● Data provided
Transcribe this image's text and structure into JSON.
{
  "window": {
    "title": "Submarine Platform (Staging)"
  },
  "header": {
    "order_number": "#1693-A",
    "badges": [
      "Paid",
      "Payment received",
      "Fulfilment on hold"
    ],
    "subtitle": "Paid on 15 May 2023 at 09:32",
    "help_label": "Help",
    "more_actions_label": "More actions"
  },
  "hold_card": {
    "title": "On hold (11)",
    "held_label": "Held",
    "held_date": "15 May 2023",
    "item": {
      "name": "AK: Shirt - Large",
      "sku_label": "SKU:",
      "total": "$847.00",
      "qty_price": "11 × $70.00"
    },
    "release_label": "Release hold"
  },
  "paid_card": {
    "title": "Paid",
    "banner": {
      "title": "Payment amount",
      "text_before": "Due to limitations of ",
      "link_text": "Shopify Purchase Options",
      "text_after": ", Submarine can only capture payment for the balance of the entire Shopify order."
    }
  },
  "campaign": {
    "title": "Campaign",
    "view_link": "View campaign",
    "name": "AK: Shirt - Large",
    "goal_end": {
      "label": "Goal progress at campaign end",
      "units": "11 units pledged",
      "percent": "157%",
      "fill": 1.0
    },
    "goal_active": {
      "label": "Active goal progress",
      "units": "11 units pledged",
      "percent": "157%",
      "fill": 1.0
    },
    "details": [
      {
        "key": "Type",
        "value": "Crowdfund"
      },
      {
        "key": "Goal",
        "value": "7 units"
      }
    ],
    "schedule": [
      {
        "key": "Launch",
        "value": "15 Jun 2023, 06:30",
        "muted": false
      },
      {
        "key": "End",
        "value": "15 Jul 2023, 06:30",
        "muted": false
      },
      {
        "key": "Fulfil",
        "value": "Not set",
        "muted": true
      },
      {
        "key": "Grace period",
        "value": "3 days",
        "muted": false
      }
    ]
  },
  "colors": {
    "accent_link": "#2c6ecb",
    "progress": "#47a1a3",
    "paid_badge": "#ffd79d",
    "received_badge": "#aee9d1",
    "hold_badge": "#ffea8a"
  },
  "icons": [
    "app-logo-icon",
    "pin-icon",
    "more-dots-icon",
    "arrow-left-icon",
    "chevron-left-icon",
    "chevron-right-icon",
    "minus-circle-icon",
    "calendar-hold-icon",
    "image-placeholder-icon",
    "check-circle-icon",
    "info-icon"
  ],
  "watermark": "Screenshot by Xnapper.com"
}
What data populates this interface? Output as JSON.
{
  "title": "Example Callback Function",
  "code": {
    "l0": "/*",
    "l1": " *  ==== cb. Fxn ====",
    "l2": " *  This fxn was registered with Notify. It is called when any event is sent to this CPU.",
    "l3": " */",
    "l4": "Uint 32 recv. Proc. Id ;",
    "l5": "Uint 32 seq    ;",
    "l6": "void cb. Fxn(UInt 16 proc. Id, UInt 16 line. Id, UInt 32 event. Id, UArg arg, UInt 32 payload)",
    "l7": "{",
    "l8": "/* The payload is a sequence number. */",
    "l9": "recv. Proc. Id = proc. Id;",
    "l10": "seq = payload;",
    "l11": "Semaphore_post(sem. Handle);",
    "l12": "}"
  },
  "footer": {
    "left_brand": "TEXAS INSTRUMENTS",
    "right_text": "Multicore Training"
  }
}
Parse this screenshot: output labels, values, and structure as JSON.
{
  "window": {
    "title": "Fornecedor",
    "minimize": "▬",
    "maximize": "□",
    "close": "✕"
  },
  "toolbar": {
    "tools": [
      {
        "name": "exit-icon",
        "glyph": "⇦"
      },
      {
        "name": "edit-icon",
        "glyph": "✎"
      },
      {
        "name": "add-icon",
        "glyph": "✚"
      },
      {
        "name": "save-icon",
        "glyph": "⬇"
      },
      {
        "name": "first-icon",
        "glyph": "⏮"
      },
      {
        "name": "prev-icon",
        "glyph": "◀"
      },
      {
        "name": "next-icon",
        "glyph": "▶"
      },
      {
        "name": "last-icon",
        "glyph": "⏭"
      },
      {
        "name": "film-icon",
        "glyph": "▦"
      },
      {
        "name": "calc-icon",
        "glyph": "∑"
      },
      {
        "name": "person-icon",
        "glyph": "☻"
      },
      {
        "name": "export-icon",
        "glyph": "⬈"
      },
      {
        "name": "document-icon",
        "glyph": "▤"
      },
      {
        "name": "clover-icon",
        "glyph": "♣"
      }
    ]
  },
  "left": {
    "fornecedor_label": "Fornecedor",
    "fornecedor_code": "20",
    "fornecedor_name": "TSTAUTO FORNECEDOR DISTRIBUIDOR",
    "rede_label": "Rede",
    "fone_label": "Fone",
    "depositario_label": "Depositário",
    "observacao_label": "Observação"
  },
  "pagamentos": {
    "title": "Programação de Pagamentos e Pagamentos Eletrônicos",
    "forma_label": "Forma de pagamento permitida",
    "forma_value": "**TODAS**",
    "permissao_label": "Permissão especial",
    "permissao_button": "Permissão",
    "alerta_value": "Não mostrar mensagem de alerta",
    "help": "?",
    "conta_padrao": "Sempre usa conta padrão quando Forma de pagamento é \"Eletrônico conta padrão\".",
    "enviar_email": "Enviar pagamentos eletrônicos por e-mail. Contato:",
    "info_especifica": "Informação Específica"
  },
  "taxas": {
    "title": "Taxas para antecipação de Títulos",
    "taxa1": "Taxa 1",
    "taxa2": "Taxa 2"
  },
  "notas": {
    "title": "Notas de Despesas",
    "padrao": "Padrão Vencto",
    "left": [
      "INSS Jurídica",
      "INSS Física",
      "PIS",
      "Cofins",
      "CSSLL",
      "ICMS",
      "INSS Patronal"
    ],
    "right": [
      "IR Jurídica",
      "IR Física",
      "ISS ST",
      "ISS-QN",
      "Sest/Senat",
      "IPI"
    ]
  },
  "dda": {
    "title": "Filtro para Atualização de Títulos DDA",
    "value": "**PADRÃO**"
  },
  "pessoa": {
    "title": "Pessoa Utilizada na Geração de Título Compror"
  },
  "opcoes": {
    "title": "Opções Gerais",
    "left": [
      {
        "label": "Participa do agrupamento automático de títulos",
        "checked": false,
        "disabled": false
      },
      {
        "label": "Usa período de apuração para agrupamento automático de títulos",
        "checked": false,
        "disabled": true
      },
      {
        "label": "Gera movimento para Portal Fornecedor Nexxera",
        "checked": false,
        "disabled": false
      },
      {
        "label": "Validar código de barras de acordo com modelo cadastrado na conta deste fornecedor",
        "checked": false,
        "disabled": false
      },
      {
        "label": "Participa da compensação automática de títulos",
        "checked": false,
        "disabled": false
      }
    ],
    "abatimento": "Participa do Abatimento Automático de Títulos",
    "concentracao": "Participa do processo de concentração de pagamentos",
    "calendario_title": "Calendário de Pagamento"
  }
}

● Goal
Recopy the whole listing exactly.

● The solution
Transcribe this image's text and structure into JSON.
{
  "window": {
    "title": "Submarine Platform (Staging)"
  },
  "header": {
    "order_number": "#1693-A",
    "badges": [
      "Paid",
      "Payment received",
      "Fulfilment on hold"
    ],
    "subtitle": "Paid on 15 May 2023 at 09:32",
    "help_label": "Help",
    "more_actions_label": "More actions"
  },
  "hold_card": {
    "title": "On hold (11)",
    "held_label": "Held",
    "held_date": "15 May 2023",
    "item": {
      "name": "AK: Shirt - Large",
      "sku_label": "SKU:",
      "total": "$847.00",
      "qty_price": "11 × $70.00"
    },
    "release_label": "Release hold"
  },
  "paid_card": {
    "title": "Paid",
    "banner": {
      "title": "Payment amount",
      "text_before": "Due to limitations of ",
      "link_text": "Shopify Purchase Options",
      "text_after": ", Submarine can only capture payment for the balance of the entire Shopify order."
    }
  },
  "campaign": {
    "title": "Campaign",
    "view_link": "View campaign",
    "name": "AK: Shirt - Large",
    "goal_end": {
      "label": "Goal progress at campaign end",
      "units": "11 units pledged",
      "percent": "157%",
      "fill": 1.0
    },
    "goal_active": {
      "label": "Active goal progress",
      "units": "11 units pledged",
      "percent": "157%",
      "fill": 1.0
    },
    "details": [
      {
        "key": "Type",
        "value": "Crowdfund"
      },
      {
        "key": "Goal",
        "value": "7 units"
      }
    ],
    "schedule": [
      {
        "key": "Launch",
        "value": "15 Jun 2023, 06:30",
        "muted": false
      },
      {
        "key": "End",
        "value": "15 Jul 2023, 06:30",
        "muted": false
      },
      {
        "key": "Fulfil",
        "value": "Not set",
        "muted": true
      },
      {
        "key": "Grace period",
        "value": "3 days",
        "muted": false
      }
    ]
  },
  "colors": {
    "accent_link": "#2c6ecb",
    "progress": "#47a1a3",
    "paid_badge": "#ffd79d",
    "received_badge": "#aee9d1",
    "hold_badge": "#ffea8a"
  },
  "icons": [
    "app-logo-icon",
    "pin-icon",
    "more-dots-icon",
    "arrow-left-icon",
    "chevron-left-icon",
    "chevron-right-icon",
    "minus-circle-icon",
    "calendar-hold-icon",
    "image-placeholder-icon",
    "check-circle-icon",
    "info-icon"
  ],
  "watermark": "Screenshot by Xnapper.com"
}
What data populates this interface? Output as JSON.
{
  "title": "Example Callback Function",
  "code": {
    "l0": "/*",
    "l1": " *  ==== cb. Fxn ====",
    "l2": " *  This fxn was registered with Notify. It is called when any event is sent to this CPU.",
    "l3": " */",
    "l4": "Uint 32 recv. Proc. Id ;",
    "l5": "Uint 32 seq    ;",
    "l6": "void cb. Fxn(UInt 16 proc. Id, UInt 16 line. Id, UInt 32 event. Id, UArg arg, UInt 32 payload)",
    "l7": "{",
    "l8": "/* The payload is a sequence number. */",
    "l9": "recv. Proc. Id = proc. Id;",
    "l10": "seq = payload;",
    "l11": "Semaphore_post(sem. Handle);",
    "l12": "}"
  },
  "footer": {
    "left_brand": "TEXAS INSTRUMENTS",
    "right_text": "Multicore Training"
  }
}
Parse this screenshot: output labels, values, and structure as JSON.
{
  "window": {
    "title": "Fornecedor",
    "minimize": "▬",
    "maximize": "□",
    "close": "✕"
  },
  "toolbar": {
    "tools": [
      {
        "name": "exit-icon",
        "glyph": "⇦"
      },
      {
        "name": "edit-icon",
        "glyph": "✎"
      },
      {
        "name": "add-icon",
        "glyph": "✚"
      },
      {
        "name": "save-icon",
        "glyph": "⬇"
      },
      {
        "name": "first-icon",
        "glyph": "⏮"
      },
      {
        "name": "prev-icon",
        "glyph": "◀"
      },
      {
        "name": "next-icon",
        "glyph": "▶"
      },
      {
        "name": "last-icon",
        "glyph": "⏭"
      },
      {
        "name": "film-icon",
        "glyph": "▦"
      },
      {
        "name": "calc-icon",
        "glyph": "∑"
      },
      {
        "name": "person-icon",
        "glyph": "☻"
      },
      {
        "name": "export-icon",
        "glyph": "⬈"
      },
      {
        "name": "document-icon",
        "glyph": "▤"
      },
      {
        "name": "clover-icon",
        "glyph": "♣"
      }
    ]
  },
  "left": {
    "fornecedor_label": "Fornecedor",
    "fornecedor_code": "20",
    "fornecedor_name": "TSTAUTO FORNECEDOR DISTRIBUIDOR",
    "rede_label": "Rede",
    "fone_label": "Fone",
    "depositario_label": "Depositário",
    "observacao_label": "Observação"
  },
  "pagamentos": {
    "title": "Programação de Pagamentos e Pagamentos Eletrônicos",
    "forma_label": "Forma de pagamento permitida",
    "forma_value": "**TODAS**",
    "permissao_label": "Permissão especial",
    "permissao_button": "Permissão",
    "alerta_value": "Não mostrar mensagem de alerta",
    "help": "?",
    "conta_padrao": "Sempre usa conta padrão quando Forma de pagamento é \"Eletrônico conta padrão\".",
    "enviar_email": "Enviar pagamentos eletrônicos por e-mail. Contato:",
    "info_especifica": "Informação Específica"
  },
  "taxas": {
    "title": "Taxas para antecipação de Títulos",
    "taxa1": "Taxa 1",
    "taxa2": "Taxa 2"
  },
  "notas": {
    "title": "Notas de Despesas",
    "padrao": "Padrão Vencto",
    "left": [
      "INSS Jurídica",
      "INSS Física",
      "PIS",
      "Cofins",
      "CSSLL",
      "ICMS",
      "INSS Patronal"
    ],
    "right": [
      "IR Jurídica",
      "IR Física",
      "ISS ST",
      "ISS-QN",
      "Sest/Senat",
      "IPI"
    ]
  },
  "dda": {
    "title": "Filtro para Atualização de Títulos DDA",
    "value": "**PADRÃO**"
  },
  "pessoa": {
    "title": "Pessoa Utilizada na Geração de Título Compror"
  },
  "opcoes": {
    "title": "Opções Gerais",
    "left": [
      {
        "label": "Participa do agrupamento automático de títulos",
        "checked": false,
        "disabled": false
      },
      {
        "label": "Usa período de apuração para agrupamento automático de títulos",
        "checked": false,
        "disabled": true
      },
      {
        "label": "Gera movimento para Portal Fornecedor Nexxera",
        "checked": false,
        "disabled": false
      },
      {
        "label": "Validar código de barras de acordo com modelo cadastrado na conta deste fornecedor",
        "checked": false,
        "disabled": false
      },
      {
        "label": "Participa da compensação automática de títulos",
        "checked": false,
        "disabled": false
      }
    ],
    "abatimento": "Participa do Abatimento Automático de Títulos",
    "concentracao": "Participa do processo de concentração de pagamentos",
    "calendario_title": "Calendário de Pagamento"
  }
}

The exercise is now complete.